§ **Exercise brief**
Omit all pictures, then retype the data exactly as given.

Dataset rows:
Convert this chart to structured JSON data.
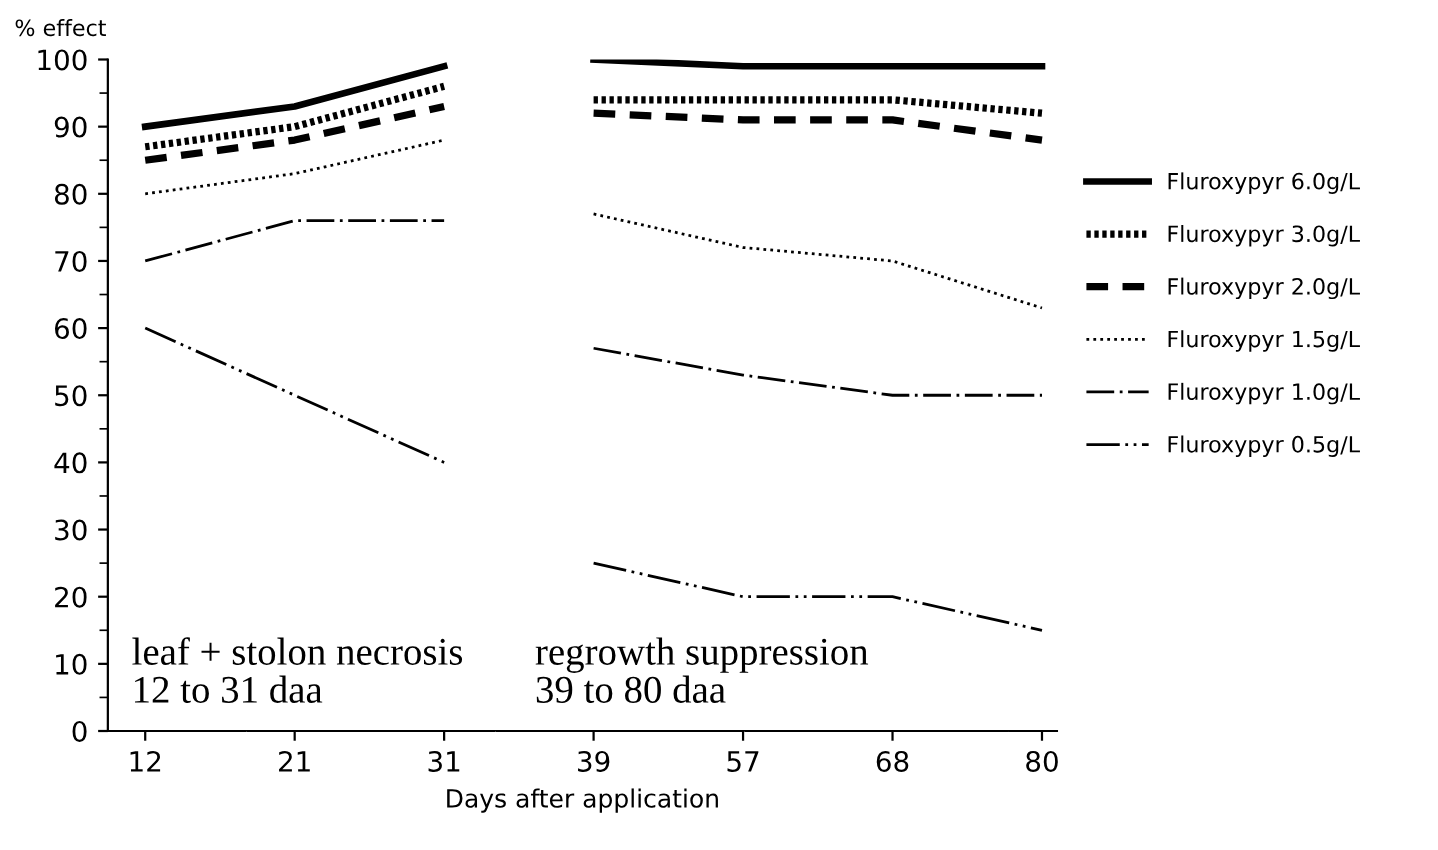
{
  "chart_data": {
    "type": "line",
    "ylabel": "% effect",
    "xlabel": "Days after application",
    "categories": [
      "12",
      "21",
      "31",
      "39",
      "57",
      "68",
      "80"
    ],
    "series": [
      {
        "name": "Fluroxypyr 6.0g/L",
        "color": "#000000",
        "line_style": "solid",
        "values": [
          90,
          93,
          99,
          null,
          null,
          null,
          null
        ]
      },
      {
        "name": "Fluroxypyr 3.0g/L",
        "color": "#000000",
        "line_style": "dotted",
        "values": [
          87,
          90,
          96,
          null,
          null,
          null,
          null
        ]
      },
      {
        "name": "Fluroxypyr 2.0g/L",
        "color": "#000000",
        "line_style": "dashed",
        "values": [
          85,
          88,
          93,
          null,
          null,
          null,
          null
        ]
      },
      {
        "name": "Fluroxypyr 1.5g/L",
        "color": "#000000",
        "line_style": "dotted",
        "values": [
          80,
          83,
          88,
          null,
          null,
          null,
          null
        ]
      },
      {
        "name": "Fluroxypyr 1.0g/L",
        "color": "#000000",
        "line_style": "dashed",
        "values": [
          70,
          76,
          76,
          null,
          null,
          null,
          null
        ]
      },
      {
        "name": "Fluroxypyr 0.5g/L",
        "color": "#000000",
        "line_style": "dashed",
        "values": [
          60,
          50,
          40,
          null,
          null,
          null,
          null
        ]
      },
      {
        "color": "#000000",
        "line_style": "solid",
        "values": [
          null,
          null,
          null,
          100,
          99,
          99,
          99
        ]
      },
      {
        "color": "#000000",
        "line_style": "dotted",
        "values": [
          null,
          null,
          null,
          94,
          94,
          94,
          92
        ]
      },
      {
        "color": "#000000",
        "line_style": "dashed",
        "values": [
          null,
          null,
          null,
          92,
          91,
          91,
          88
        ]
      },
      {
        "color": "#000000",
        "line_style": "dotted",
        "values": [
          null,
          null,
          null,
          77,
          72,
          70,
          63
        ]
      },
      {
        "color": "#000000",
        "line_style": "dashed",
        "values": [
          null,
          null,
          null,
          57,
          53,
          50,
          50
        ]
      },
      {
        "color": "#000000",
        "line_style": "dashed",
        "values": [
          null,
          null,
          null,
          25,
          20,
          20,
          15
        ]
      }
    ],
    "ylim": [
      0,
      100
    ],
    "yticks": [
      0,
      10,
      20,
      30,
      40,
      50,
      60,
      70,
      80,
      90,
      100
    ],
    "annotations": [
      "leaf + stolon necrosis\n12 to 31 daa",
      "regrowth suppression\n39 to 80 daa"
    ],
    "legend": "right",
    "grid": false,
    "marker": "none"
  }
}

§ **Result**
Convert this chart to structured JSON data.
{
  "chart_data": {
    "type": "line",
    "ylabel": "% effect",
    "xlabel": "Days after application",
    "categories": [
      "12",
      "21",
      "31",
      "39",
      "57",
      "68",
      "80"
    ],
    "series": [
      {
        "name": "Fluroxypyr 6.0g/L",
        "color": "#000000",
        "line_style": "solid",
        "values": [
          90,
          93,
          99,
          null,
          null,
          null,
          null
        ]
      },
      {
        "name": "Fluroxypyr 3.0g/L",
        "color": "#000000",
        "line_style": "dotted",
        "values": [
          87,
          90,
          96,
          null,
          null,
          null,
          null
        ]
      },
      {
        "name": "Fluroxypyr 2.0g/L",
        "color": "#000000",
        "line_style": "dashed",
        "values": [
          85,
          88,
          93,
          null,
          null,
          null,
          null
        ]
      },
      {
        "name": "Fluroxypyr 1.5g/L",
        "color": "#000000",
        "line_style": "dotted",
        "values": [
          80,
          83,
          88,
          null,
          null,
          null,
          null
        ]
      },
      {
        "name": "Fluroxypyr 1.0g/L",
        "color": "#000000",
        "line_style": "dashed",
        "values": [
          70,
          76,
          76,
          null,
          null,
          null,
          null
        ]
      },
      {
        "name": "Fluroxypyr 0.5g/L",
        "color": "#000000",
        "line_style": "dashed",
        "values": [
          60,
          50,
          40,
          null,
          null,
          null,
          null
        ]
      },
      {
        "color": "#000000",
        "line_style": "solid",
        "values": [
          null,
          null,
          null,
          100,
          99,
          99,
          99
        ]
      },
      {
        "color": "#000000",
        "line_style": "dotted",
        "values": [
          null,
          null,
          null,
          94,
          94,
          94,
          92
        ]
      },
      {
        "color": "#000000",
        "line_style": "dashed",
        "values": [
          null,
          null,
          null,
          92,
          91,
          91,
          88
        ]
      },
      {
        "color": "#000000",
        "line_style": "dotted",
        "values": [
          null,
          null,
          null,
          77,
          72,
          70,
          63
        ]
      },
      {
        "color": "#000000",
        "line_style": "dashed",
        "values": [
          null,
          null,
          null,
          57,
          53,
          50,
          50
        ]
      },
      {
        "color": "#000000",
        "line_style": "dashed",
        "values": [
          null,
          null,
          null,
          25,
          20,
          20,
          15
        ]
      }
    ],
    "ylim": [
      0,
      100
    ],
    "yticks": [
      0,
      10,
      20,
      30,
      40,
      50,
      60,
      70,
      80,
      90,
      100
    ],
    "annotations": [
      "leaf + stolon necrosis\n12 to 31 daa",
      "regrowth suppression\n39 to 80 daa"
    ],
    "legend": "right",
    "grid": false,
    "marker": "none"
  }
}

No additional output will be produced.